Aim:
Gather up every line that includes the string "History".
START Information supplied
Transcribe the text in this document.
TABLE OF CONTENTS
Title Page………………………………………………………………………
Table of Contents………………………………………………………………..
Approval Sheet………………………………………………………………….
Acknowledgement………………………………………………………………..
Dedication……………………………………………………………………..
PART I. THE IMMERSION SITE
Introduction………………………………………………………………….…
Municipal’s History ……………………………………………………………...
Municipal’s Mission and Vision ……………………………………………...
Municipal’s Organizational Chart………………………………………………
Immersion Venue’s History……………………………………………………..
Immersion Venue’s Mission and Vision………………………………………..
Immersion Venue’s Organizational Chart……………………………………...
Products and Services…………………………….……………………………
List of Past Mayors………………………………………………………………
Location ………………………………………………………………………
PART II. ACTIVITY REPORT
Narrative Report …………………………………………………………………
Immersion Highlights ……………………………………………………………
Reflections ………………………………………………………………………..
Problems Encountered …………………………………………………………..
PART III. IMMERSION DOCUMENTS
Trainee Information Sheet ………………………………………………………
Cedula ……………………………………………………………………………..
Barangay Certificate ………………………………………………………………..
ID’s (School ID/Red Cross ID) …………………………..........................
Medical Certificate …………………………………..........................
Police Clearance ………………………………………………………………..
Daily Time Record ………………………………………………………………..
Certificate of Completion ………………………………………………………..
END Information supplied
Expected answer:
Municipal’s History ……………………………………………………………...
Immersion Venue’s History……………………………………………………..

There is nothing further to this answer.